## [Directions for this task]
Copy out each line featuring the string "обязательного" from the entries beneath.

## [Task input]
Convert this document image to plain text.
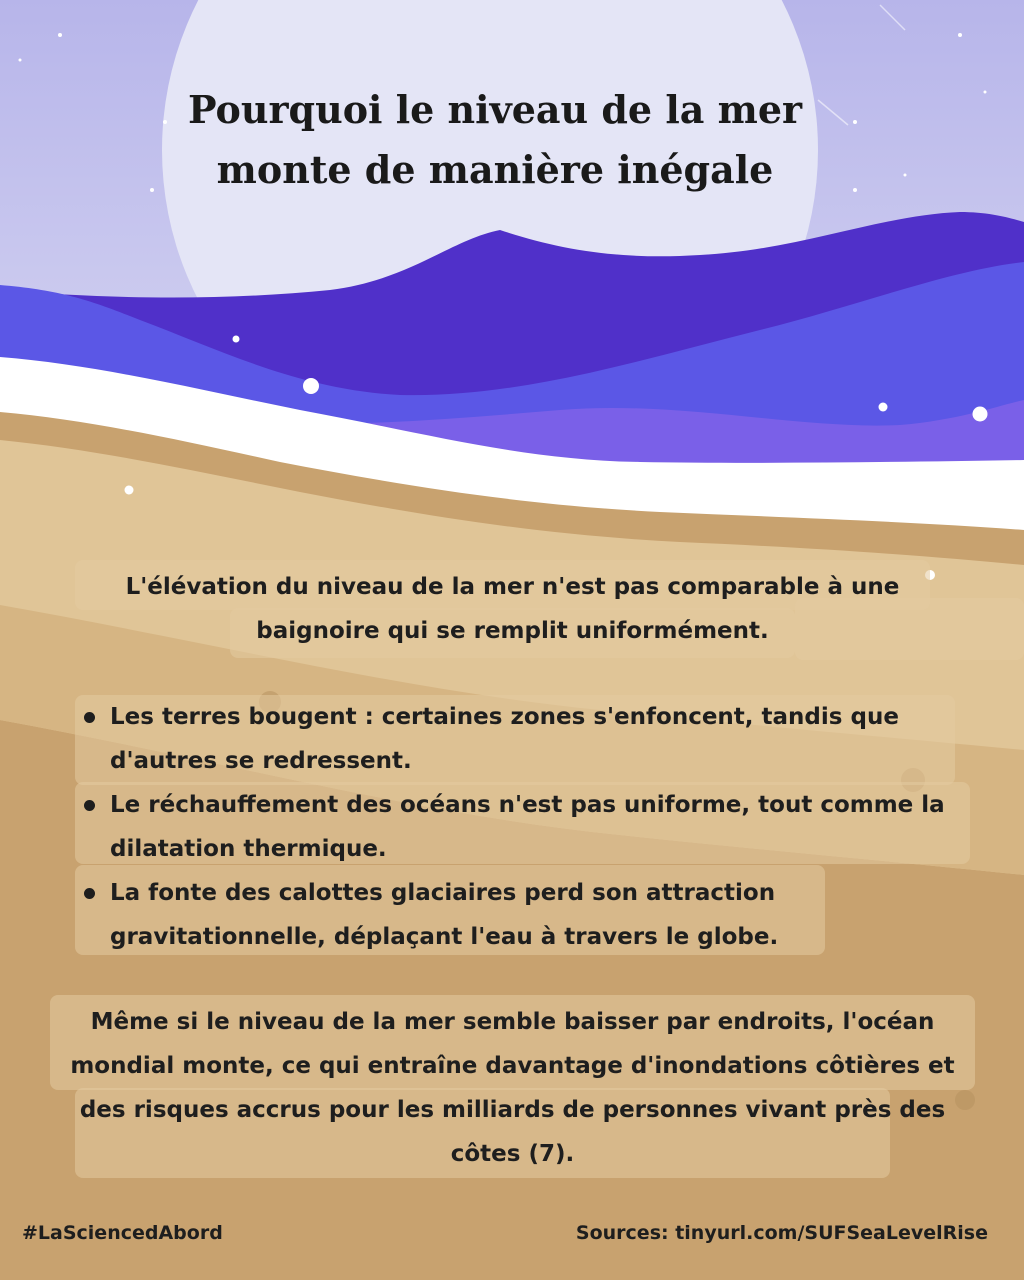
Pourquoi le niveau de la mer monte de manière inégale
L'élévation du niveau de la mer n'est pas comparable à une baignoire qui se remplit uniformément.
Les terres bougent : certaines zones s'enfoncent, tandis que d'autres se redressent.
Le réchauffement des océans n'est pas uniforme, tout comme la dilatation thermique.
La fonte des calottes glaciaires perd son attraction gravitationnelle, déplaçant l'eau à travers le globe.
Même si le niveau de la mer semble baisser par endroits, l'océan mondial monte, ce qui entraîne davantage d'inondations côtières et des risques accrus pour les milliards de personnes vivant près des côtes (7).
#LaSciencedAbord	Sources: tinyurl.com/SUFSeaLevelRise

--

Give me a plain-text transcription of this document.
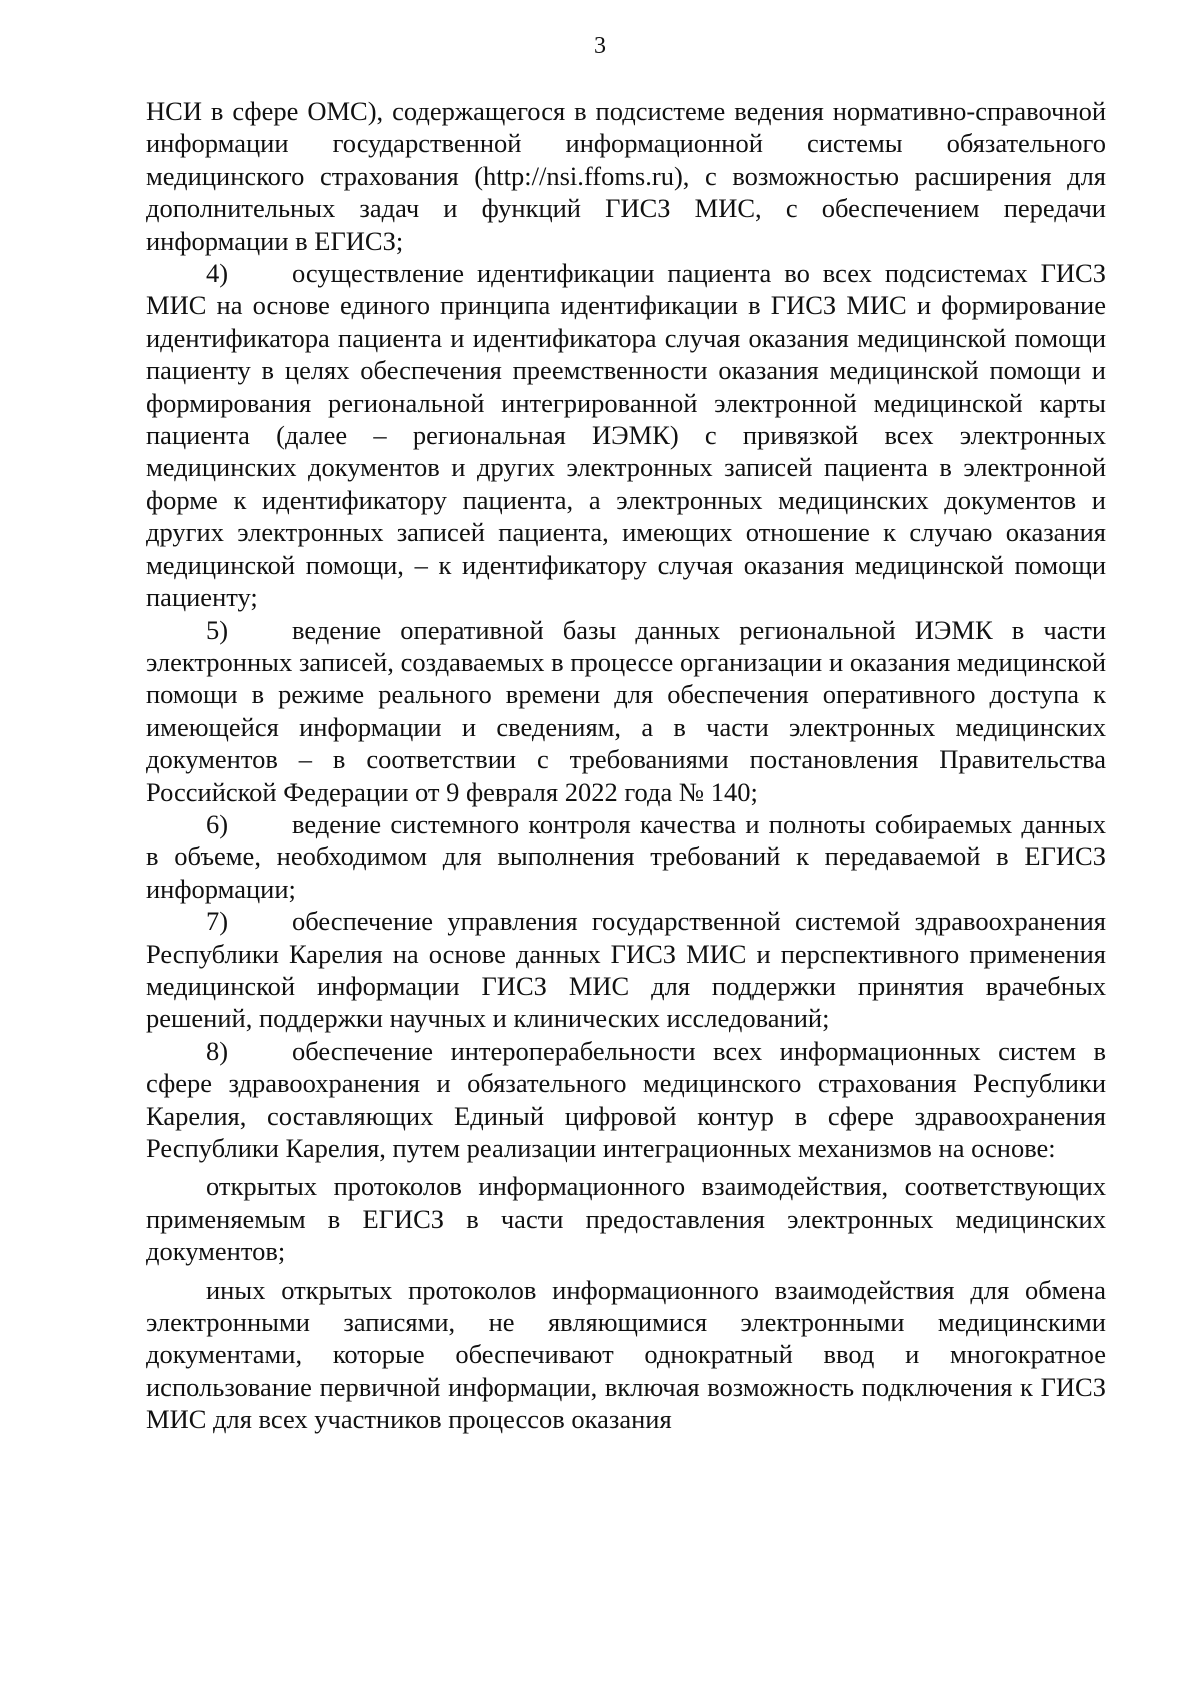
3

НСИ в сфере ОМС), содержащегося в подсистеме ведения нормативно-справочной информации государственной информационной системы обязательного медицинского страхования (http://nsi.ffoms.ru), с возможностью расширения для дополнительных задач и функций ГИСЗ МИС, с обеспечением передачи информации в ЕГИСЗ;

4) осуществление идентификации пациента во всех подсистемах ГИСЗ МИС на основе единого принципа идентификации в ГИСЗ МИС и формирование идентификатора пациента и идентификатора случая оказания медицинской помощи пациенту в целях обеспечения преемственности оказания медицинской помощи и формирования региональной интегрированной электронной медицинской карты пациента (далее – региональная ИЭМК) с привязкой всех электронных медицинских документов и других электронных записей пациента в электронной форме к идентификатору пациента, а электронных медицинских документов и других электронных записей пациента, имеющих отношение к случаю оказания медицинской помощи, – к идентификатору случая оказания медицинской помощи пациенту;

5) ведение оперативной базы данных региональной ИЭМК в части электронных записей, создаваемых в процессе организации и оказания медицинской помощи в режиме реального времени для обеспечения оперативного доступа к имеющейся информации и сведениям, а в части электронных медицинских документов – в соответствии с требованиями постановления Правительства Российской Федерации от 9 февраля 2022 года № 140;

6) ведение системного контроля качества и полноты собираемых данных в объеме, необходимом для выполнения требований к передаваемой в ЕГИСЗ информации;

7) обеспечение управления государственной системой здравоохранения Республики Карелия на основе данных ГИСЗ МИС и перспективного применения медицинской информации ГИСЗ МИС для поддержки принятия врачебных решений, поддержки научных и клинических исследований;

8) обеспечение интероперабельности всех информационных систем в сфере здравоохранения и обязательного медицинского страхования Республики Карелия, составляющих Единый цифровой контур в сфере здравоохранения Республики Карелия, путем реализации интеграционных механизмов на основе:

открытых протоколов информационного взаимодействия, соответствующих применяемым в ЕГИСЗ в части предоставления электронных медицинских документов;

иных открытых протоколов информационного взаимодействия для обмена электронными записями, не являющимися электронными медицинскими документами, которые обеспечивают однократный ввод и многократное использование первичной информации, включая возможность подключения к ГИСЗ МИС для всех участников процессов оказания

---

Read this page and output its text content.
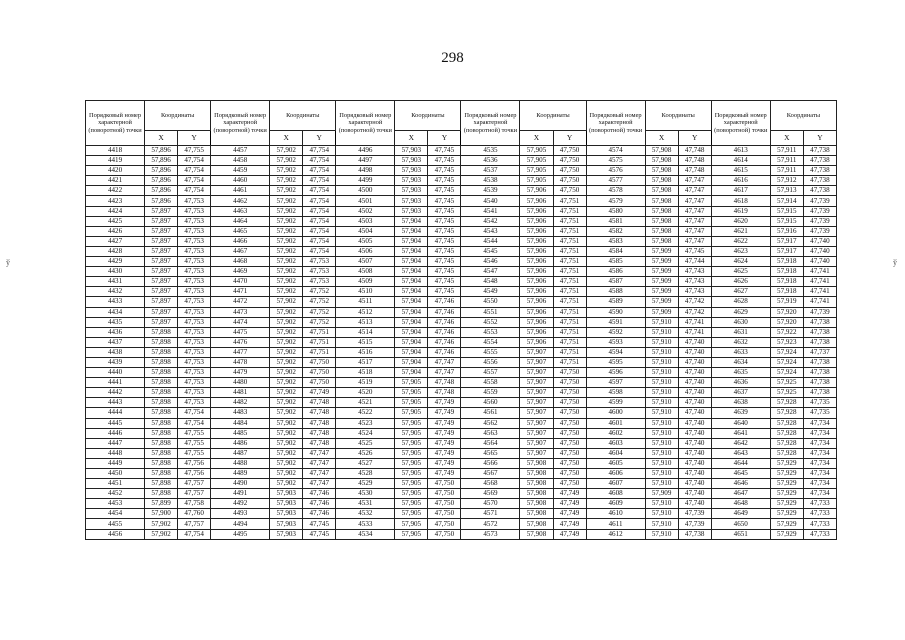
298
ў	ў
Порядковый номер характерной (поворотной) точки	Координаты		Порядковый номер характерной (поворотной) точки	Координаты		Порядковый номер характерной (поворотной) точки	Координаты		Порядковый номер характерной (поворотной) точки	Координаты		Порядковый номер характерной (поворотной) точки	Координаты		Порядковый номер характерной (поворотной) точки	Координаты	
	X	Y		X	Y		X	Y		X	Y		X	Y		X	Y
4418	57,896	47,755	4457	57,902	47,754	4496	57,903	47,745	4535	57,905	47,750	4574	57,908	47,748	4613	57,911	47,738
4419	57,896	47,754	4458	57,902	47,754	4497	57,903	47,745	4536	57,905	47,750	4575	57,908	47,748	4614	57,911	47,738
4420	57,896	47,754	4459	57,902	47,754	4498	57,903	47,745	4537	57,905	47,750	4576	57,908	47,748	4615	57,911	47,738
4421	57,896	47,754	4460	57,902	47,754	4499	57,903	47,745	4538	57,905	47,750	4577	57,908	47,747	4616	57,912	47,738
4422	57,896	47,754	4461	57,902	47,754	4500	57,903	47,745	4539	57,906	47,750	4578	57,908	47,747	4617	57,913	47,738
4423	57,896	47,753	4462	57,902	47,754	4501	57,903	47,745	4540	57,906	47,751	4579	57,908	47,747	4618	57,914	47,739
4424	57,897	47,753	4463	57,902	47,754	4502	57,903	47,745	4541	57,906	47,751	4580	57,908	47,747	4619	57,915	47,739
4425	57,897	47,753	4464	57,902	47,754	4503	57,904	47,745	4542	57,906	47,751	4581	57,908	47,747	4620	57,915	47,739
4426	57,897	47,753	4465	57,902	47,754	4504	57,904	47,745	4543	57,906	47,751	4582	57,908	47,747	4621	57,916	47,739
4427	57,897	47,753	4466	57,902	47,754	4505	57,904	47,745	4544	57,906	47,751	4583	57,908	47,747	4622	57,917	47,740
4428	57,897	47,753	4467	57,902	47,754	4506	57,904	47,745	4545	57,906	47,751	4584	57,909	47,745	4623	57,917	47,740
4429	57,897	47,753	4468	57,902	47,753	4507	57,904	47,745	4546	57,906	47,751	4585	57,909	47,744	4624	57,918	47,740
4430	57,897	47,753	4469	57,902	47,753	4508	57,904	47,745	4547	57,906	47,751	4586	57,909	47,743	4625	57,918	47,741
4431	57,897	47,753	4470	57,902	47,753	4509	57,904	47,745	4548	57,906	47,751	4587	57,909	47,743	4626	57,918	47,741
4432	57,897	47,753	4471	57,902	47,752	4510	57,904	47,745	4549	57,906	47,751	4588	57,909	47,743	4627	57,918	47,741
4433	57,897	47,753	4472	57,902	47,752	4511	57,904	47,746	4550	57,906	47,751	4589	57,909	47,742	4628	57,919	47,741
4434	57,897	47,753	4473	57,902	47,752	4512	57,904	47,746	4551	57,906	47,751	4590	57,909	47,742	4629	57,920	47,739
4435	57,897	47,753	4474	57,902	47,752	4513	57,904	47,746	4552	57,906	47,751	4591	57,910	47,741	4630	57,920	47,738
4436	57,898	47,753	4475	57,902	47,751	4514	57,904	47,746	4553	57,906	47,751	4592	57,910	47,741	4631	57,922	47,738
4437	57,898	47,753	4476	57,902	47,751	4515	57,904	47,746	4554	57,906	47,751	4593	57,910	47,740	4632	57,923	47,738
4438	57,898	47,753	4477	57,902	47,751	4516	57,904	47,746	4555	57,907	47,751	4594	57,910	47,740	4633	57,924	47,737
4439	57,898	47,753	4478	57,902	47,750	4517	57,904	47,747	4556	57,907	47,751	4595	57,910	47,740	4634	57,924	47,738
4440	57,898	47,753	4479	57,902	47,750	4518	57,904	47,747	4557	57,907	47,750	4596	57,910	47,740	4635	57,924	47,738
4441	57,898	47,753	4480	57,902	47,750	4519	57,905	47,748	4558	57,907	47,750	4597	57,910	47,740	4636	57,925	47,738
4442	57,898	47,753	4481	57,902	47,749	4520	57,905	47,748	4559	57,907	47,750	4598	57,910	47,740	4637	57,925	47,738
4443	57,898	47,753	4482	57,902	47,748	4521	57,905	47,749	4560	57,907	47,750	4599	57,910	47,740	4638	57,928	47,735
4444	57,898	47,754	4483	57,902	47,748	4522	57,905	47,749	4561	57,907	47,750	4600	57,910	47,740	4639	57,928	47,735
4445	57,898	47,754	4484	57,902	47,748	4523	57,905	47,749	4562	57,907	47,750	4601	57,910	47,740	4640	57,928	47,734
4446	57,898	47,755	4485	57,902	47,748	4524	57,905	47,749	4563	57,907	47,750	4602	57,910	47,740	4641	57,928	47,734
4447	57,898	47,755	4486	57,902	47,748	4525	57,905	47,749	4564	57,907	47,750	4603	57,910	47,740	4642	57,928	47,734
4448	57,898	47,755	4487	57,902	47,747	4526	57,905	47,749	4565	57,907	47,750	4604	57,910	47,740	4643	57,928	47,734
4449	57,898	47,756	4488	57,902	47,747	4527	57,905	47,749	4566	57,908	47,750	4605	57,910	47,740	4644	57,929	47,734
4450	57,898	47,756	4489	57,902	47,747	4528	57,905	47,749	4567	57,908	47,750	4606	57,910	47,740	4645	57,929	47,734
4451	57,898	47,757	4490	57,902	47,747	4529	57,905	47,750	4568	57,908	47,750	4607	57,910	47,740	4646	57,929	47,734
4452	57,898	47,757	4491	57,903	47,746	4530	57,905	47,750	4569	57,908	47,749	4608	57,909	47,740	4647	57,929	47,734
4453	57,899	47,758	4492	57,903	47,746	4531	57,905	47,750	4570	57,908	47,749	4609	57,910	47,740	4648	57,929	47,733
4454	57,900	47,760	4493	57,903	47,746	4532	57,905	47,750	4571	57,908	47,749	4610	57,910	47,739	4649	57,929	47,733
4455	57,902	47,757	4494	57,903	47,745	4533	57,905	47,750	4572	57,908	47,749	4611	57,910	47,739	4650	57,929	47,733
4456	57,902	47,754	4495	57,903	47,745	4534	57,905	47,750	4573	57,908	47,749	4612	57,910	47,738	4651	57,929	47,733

## [Solution]
НСИ в сфере ОМС), содержащегося в подсистеме ведения нормативно-справочной информации государственной информационной системы обязательного медицинского страхования (http://nsi.ffoms.ru), с возможностью расширения для дополнительных задач и функций ГИСЗ МИС, с обеспечением передачи информации в ЕГИСЗ;
8) обеспечение интероперабельности всех информационных систем в сфере здравоохранения и обязательного медицинского страхования Республики Карелия, составляющих Единый цифровой контур в сфере здравоохранения Республики Карелия, путем реализации интеграционных механизмов на основе:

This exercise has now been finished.